PROBLEM STATEMENT :: Go through the records and give each one again exactly.

[Stored items]
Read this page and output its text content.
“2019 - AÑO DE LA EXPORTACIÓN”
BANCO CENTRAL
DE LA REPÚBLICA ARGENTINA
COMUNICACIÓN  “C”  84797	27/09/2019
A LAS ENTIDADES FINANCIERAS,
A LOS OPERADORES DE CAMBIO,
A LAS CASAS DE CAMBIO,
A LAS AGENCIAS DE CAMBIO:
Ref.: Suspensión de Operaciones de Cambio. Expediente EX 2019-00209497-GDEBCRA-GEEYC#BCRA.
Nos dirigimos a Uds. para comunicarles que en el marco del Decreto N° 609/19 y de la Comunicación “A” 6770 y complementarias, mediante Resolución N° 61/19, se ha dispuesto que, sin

CORRECT RESULT ::
Read this page and output its text content.
“2019 - AÑO DE LA EXPORTACIÓN”
BANCO CENTRAL
DE LA REPÚBLICA ARGENTINA
COMUNICACIÓN  “C”  84797	27/09/2019
A LAS ENTIDADES FINANCIERAS,
A LOS OPERADORES DE CAMBIO,
A LAS CASAS DE CAMBIO,
A LAS AGENCIAS DE CAMBIO:
Ref.: Suspensión de Operaciones de Cambio. Expediente EX 2019-00209497-GDEBCRA-GEEYC#BCRA.
Nos dirigimos a Uds. para comunicarles que en el marco del Decreto N° 609/19 y de la Comunicación “A” 6770 y complementarias, mediante Resolución N° 61/19, se ha dispuesto que, sin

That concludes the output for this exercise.